--- Begin ---

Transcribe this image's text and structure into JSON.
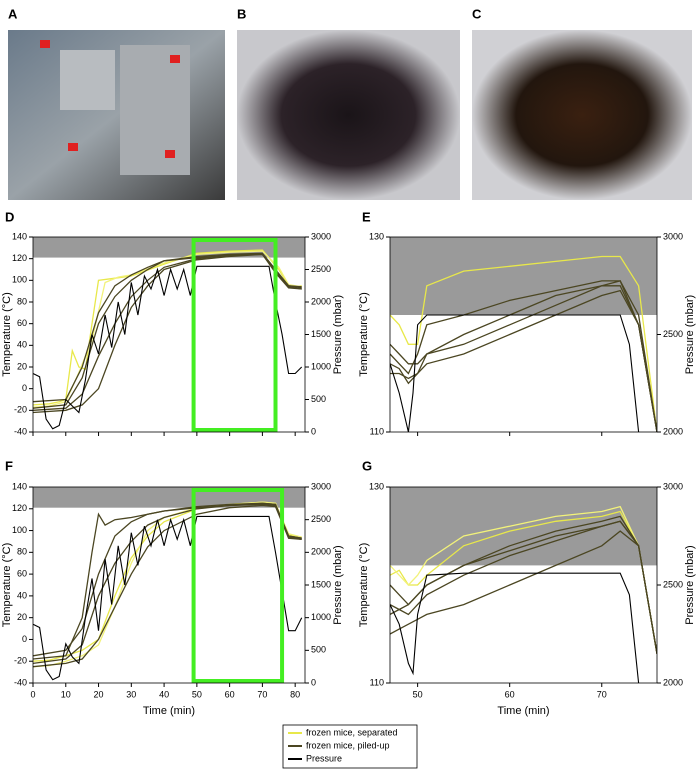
{
  "panels": [
    "A",
    "B",
    "C",
    "D",
    "E",
    "F",
    "G"
  ],
  "chart_data": [
    {
      "type": "line",
      "ylabel": "Temperature (°C)",
      "y2label": "Pressure (mbar)",
      "xlim": [
        0,
        83
      ],
      "xticks": [
        0,
        10,
        20,
        30,
        40,
        50,
        60,
        70,
        80
      ],
      "xtick_labels": false,
      "ylim": [
        -40,
        140
      ],
      "yticks": [
        -40,
        -20,
        0,
        20,
        40,
        60,
        80,
        100,
        120,
        140
      ],
      "y2lim": [
        0,
        3000
      ],
      "y2ticks": [
        0,
        500,
        1000,
        1500,
        2000,
        2500,
        3000
      ],
      "shaded_range": [
        121,
        140
      ],
      "highlight_x": [
        49,
        74
      ],
      "series": [
        {
          "name": "frozen mice, separated",
          "color": "#e8e84a",
          "x": [
            0,
            5,
            8,
            10,
            12,
            14,
            16,
            18,
            20,
            25,
            30,
            40,
            50,
            60,
            70,
            75,
            78,
            80,
            82
          ],
          "values": [
            -15,
            -14,
            -12,
            -10,
            35,
            20,
            18,
            60,
            100,
            102,
            104,
            115,
            125,
            127,
            128,
            110,
            95,
            94,
            95
          ]
        },
        {
          "color": "#f2f27a",
          "x": [
            0,
            5,
            10,
            14,
            18,
            22,
            26,
            30,
            40,
            50,
            60,
            70,
            75,
            78,
            82
          ],
          "values": [
            -17,
            -16,
            -12,
            15,
            45,
            98,
            103,
            105,
            116,
            124,
            126,
            127,
            112,
            96,
            94
          ]
        },
        {
          "name": "frozen mice, piled-up",
          "color": "#4b4622",
          "x": [
            0,
            10,
            15,
            20,
            25,
            30,
            35,
            40,
            50,
            60,
            70,
            74,
            78,
            82
          ],
          "values": [
            -18,
            -15,
            10,
            60,
            85,
            100,
            110,
            118,
            122,
            124,
            125,
            110,
            95,
            93
          ]
        },
        {
          "color": "#4b4622",
          "x": [
            0,
            10,
            15,
            20,
            25,
            30,
            35,
            40,
            50,
            60,
            70,
            74,
            78,
            82
          ],
          "values": [
            -20,
            -18,
            -5,
            30,
            60,
            85,
            100,
            112,
            120,
            123,
            124,
            108,
            94,
            92
          ]
        },
        {
          "color": "#4b4622",
          "x": [
            0,
            10,
            15,
            20,
            25,
            30,
            35,
            40,
            50,
            60,
            70,
            74,
            78,
            82
          ],
          "values": [
            -12,
            -10,
            20,
            70,
            95,
            105,
            112,
            118,
            121,
            123,
            124,
            109,
            95,
            94
          ]
        },
        {
          "color": "#4b4622",
          "x": [
            0,
            10,
            15,
            20,
            25,
            30,
            35,
            40,
            50,
            60,
            70,
            74,
            78,
            82
          ],
          "values": [
            -22,
            -20,
            -15,
            0,
            40,
            75,
            95,
            110,
            119,
            122,
            124,
            107,
            93,
            92
          ]
        },
        {
          "name": "Pressure",
          "color": "#000000",
          "axis": "y2",
          "x": [
            0,
            2,
            4,
            6,
            8,
            10,
            12,
            14,
            16,
            18,
            20,
            22,
            24,
            26,
            28,
            30,
            32,
            34,
            36,
            38,
            40,
            42,
            44,
            46,
            48,
            50,
            60,
            70,
            72,
            74,
            76,
            78,
            80,
            82
          ],
          "values": [
            900,
            850,
            200,
            50,
            100,
            500,
            400,
            300,
            800,
            1500,
            1200,
            1800,
            1300,
            2000,
            1500,
            2300,
            1800,
            2400,
            2200,
            2500,
            2100,
            2500,
            2200,
            2500,
            2100,
            2550,
            2550,
            2550,
            2550,
            2000,
            1500,
            900,
            900,
            1000
          ]
        }
      ]
    },
    {
      "type": "line",
      "ylabel": "Temperature (°C)",
      "y2label": "Pressure (mbar)",
      "xlim": [
        47,
        76
      ],
      "xticks": [
        50,
        60,
        70
      ],
      "xtick_labels": false,
      "ylim": [
        110,
        130
      ],
      "yticks": [
        110,
        130
      ],
      "y2lim": [
        2000,
        3000
      ],
      "y2ticks": [
        2000,
        2500,
        3000
      ],
      "shaded_range": [
        122,
        130
      ],
      "series": [
        {
          "color": "#e8e84a",
          "x": [
            47,
            48,
            49,
            50,
            51,
            55,
            60,
            65,
            70,
            72,
            74,
            76
          ],
          "values": [
            122,
            121,
            119,
            119,
            125,
            126.5,
            127,
            127.5,
            128,
            128,
            125,
            110
          ]
        },
        {
          "color": "#4b4622",
          "x": [
            47,
            48,
            49,
            50,
            51,
            55,
            60,
            65,
            70,
            72,
            74,
            76
          ],
          "values": [
            118,
            117,
            116,
            118,
            121,
            122,
            123.5,
            124.5,
            125.5,
            125.5,
            122,
            110
          ]
        },
        {
          "color": "#4b4622",
          "x": [
            47,
            48,
            49,
            50,
            51,
            55,
            60,
            65,
            70,
            72,
            74,
            76
          ],
          "values": [
            117,
            116.5,
            115,
            116,
            118,
            120,
            122,
            124,
            125,
            125,
            121,
            110
          ]
        },
        {
          "color": "#4b4622",
          "x": [
            47,
            48,
            49,
            50,
            51,
            55,
            60,
            65,
            70,
            72,
            74,
            76
          ],
          "values": [
            119,
            118,
            117,
            117,
            118,
            119,
            121,
            123,
            125,
            125.5,
            121,
            110
          ]
        },
        {
          "color": "#4b4622",
          "x": [
            47,
            48,
            49,
            50,
            51,
            55,
            60,
            65,
            70,
            72,
            74,
            76
          ],
          "values": [
            116,
            116,
            115.5,
            116,
            117,
            118,
            120,
            122,
            124,
            124.5,
            121,
            110
          ]
        },
        {
          "color": "#000000",
          "axis": "y2",
          "x": [
            47,
            48,
            49,
            49.5,
            50,
            51,
            55,
            60,
            65,
            70,
            72,
            73,
            74,
            76
          ],
          "values": [
            2350,
            2200,
            2000,
            2200,
            2550,
            2600,
            2600,
            2600,
            2600,
            2600,
            2600,
            2450,
            2000,
            1800
          ]
        }
      ]
    },
    {
      "type": "line",
      "ylabel": "Temperature (°C)",
      "y2label": "Pressure (mbar)",
      "xlabel": "Time (min)",
      "xlim": [
        0,
        83
      ],
      "xticks": [
        0,
        10,
        20,
        30,
        40,
        50,
        60,
        70,
        80
      ],
      "xtick_labels": true,
      "ylim": [
        -40,
        140
      ],
      "yticks": [
        -40,
        -20,
        0,
        20,
        40,
        60,
        80,
        100,
        120,
        140
      ],
      "y2lim": [
        0,
        3000
      ],
      "y2ticks": [
        0,
        500,
        1000,
        1500,
        2000,
        2500,
        3000
      ],
      "shaded_range": [
        121,
        140
      ],
      "highlight_x": [
        49,
        76
      ],
      "series": [
        {
          "color": "#e8e84a",
          "x": [
            0,
            5,
            10,
            15,
            20,
            25,
            30,
            35,
            40,
            50,
            60,
            70,
            74,
            78,
            82
          ],
          "values": [
            -20,
            -19,
            -15,
            -10,
            0,
            40,
            75,
            95,
            108,
            120,
            124,
            126,
            125,
            96,
            94
          ]
        },
        {
          "color": "#f2f27a",
          "x": [
            0,
            5,
            10,
            15,
            20,
            25,
            30,
            35,
            40,
            50,
            60,
            70,
            74,
            78,
            82
          ],
          "values": [
            -25,
            -24,
            -20,
            -15,
            -5,
            30,
            70,
            100,
            112,
            121,
            124,
            126,
            125,
            97,
            94
          ]
        },
        {
          "color": "#4b4622",
          "x": [
            0,
            10,
            15,
            18,
            20,
            22,
            25,
            30,
            40,
            50,
            60,
            70,
            74,
            78,
            82
          ],
          "values": [
            -18,
            -15,
            20,
            80,
            115,
            105,
            110,
            112,
            118,
            122,
            124,
            125,
            124,
            95,
            93
          ]
        },
        {
          "color": "#4b4622",
          "x": [
            0,
            10,
            15,
            20,
            25,
            30,
            35,
            40,
            50,
            60,
            70,
            74,
            78,
            82
          ],
          "values": [
            -22,
            -18,
            -5,
            40,
            70,
            90,
            105,
            112,
            120,
            123,
            124,
            123,
            94,
            92
          ]
        },
        {
          "color": "#4b4622",
          "x": [
            0,
            10,
            15,
            20,
            25,
            30,
            35,
            40,
            50,
            60,
            70,
            74,
            78,
            82
          ],
          "values": [
            -15,
            -10,
            10,
            60,
            95,
            108,
            115,
            118,
            121,
            123,
            125,
            124,
            95,
            93
          ]
        },
        {
          "color": "#4b4622",
          "x": [
            0,
            10,
            15,
            20,
            25,
            30,
            35,
            40,
            50,
            60,
            70,
            74,
            78,
            82
          ],
          "values": [
            -25,
            -22,
            -18,
            0,
            30,
            60,
            85,
            100,
            115,
            121,
            123,
            122,
            93,
            92
          ]
        },
        {
          "color": "#000000",
          "axis": "y2",
          "x": [
            0,
            2,
            4,
            6,
            8,
            10,
            12,
            14,
            16,
            18,
            20,
            22,
            24,
            26,
            28,
            30,
            32,
            34,
            36,
            38,
            40,
            42,
            44,
            46,
            48,
            50,
            60,
            70,
            72,
            74,
            76,
            78,
            80,
            82
          ],
          "values": [
            900,
            850,
            200,
            50,
            100,
            600,
            400,
            300,
            1000,
            1600,
            800,
            1900,
            1200,
            2100,
            1500,
            2300,
            1800,
            2400,
            2100,
            2500,
            2100,
            2500,
            2200,
            2500,
            2100,
            2550,
            2550,
            2550,
            2550,
            2000,
            1400,
            800,
            800,
            1000
          ]
        }
      ]
    },
    {
      "type": "line",
      "ylabel": "Temperature (°C)",
      "y2label": "Pressure (mbar)",
      "xlabel": "Time (min)",
      "xlim": [
        47,
        76
      ],
      "xticks": [
        50,
        60,
        70
      ],
      "xtick_labels": true,
      "ylim": [
        110,
        130
      ],
      "yticks": [
        110,
        130
      ],
      "y2lim": [
        2000,
        3000
      ],
      "y2ticks": [
        2000,
        2500,
        3000
      ],
      "shaded_range": [
        122,
        130
      ],
      "series": [
        {
          "color": "#e8e84a",
          "x": [
            47,
            48,
            49,
            50,
            51,
            55,
            60,
            65,
            70,
            72,
            74,
            76
          ],
          "values": [
            121,
            121.5,
            120,
            120,
            121,
            124,
            125.5,
            126.5,
            127,
            127.5,
            124,
            113
          ]
        },
        {
          "color": "#f2f27a",
          "x": [
            47,
            48,
            49,
            50,
            51,
            55,
            60,
            65,
            70,
            72,
            74,
            76
          ],
          "values": [
            122,
            121,
            120,
            121,
            122.5,
            125,
            126,
            127,
            127.5,
            128,
            124,
            113
          ]
        },
        {
          "color": "#4b4622",
          "x": [
            47,
            48,
            49,
            50,
            51,
            55,
            60,
            65,
            70,
            72,
            74,
            76
          ],
          "values": [
            120,
            119,
            118,
            119,
            120,
            122,
            124,
            125.5,
            126.5,
            127,
            124,
            113
          ]
        },
        {
          "color": "#4b4622",
          "x": [
            47,
            48,
            49,
            50,
            51,
            55,
            60,
            65,
            70,
            72,
            74,
            76
          ],
          "values": [
            118,
            117.5,
            117,
            118,
            119,
            121,
            123,
            124.5,
            126,
            126.5,
            124,
            113
          ]
        },
        {
          "color": "#4b4622",
          "x": [
            47,
            48,
            49,
            50,
            51,
            55,
            60,
            65,
            70,
            72,
            74,
            76
          ],
          "values": [
            117,
            117.5,
            118,
            119,
            120,
            122,
            123.5,
            125,
            126,
            126.5,
            124,
            113
          ]
        },
        {
          "color": "#4b4622",
          "x": [
            47,
            48,
            49,
            50,
            51,
            55,
            60,
            65,
            70,
            72,
            74,
            76
          ],
          "values": [
            115,
            115.5,
            116,
            116.5,
            117,
            118,
            120,
            122,
            124,
            125.5,
            124,
            113
          ]
        },
        {
          "color": "#000000",
          "axis": "y2",
          "x": [
            47,
            48,
            49,
            49.5,
            50,
            51,
            55,
            60,
            65,
            70,
            72,
            73,
            74,
            76
          ],
          "values": [
            2400,
            2300,
            2100,
            2050,
            2350,
            2550,
            2560,
            2560,
            2560,
            2560,
            2560,
            2450,
            2000,
            1800
          ]
        }
      ]
    }
  ]
}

--- End ---

What is being asked: Within the listing above, copy each line that has the string "frozen".

Written reply:
          "name": "frozen mice, separated",
          "name": "frozen mice, piled-up",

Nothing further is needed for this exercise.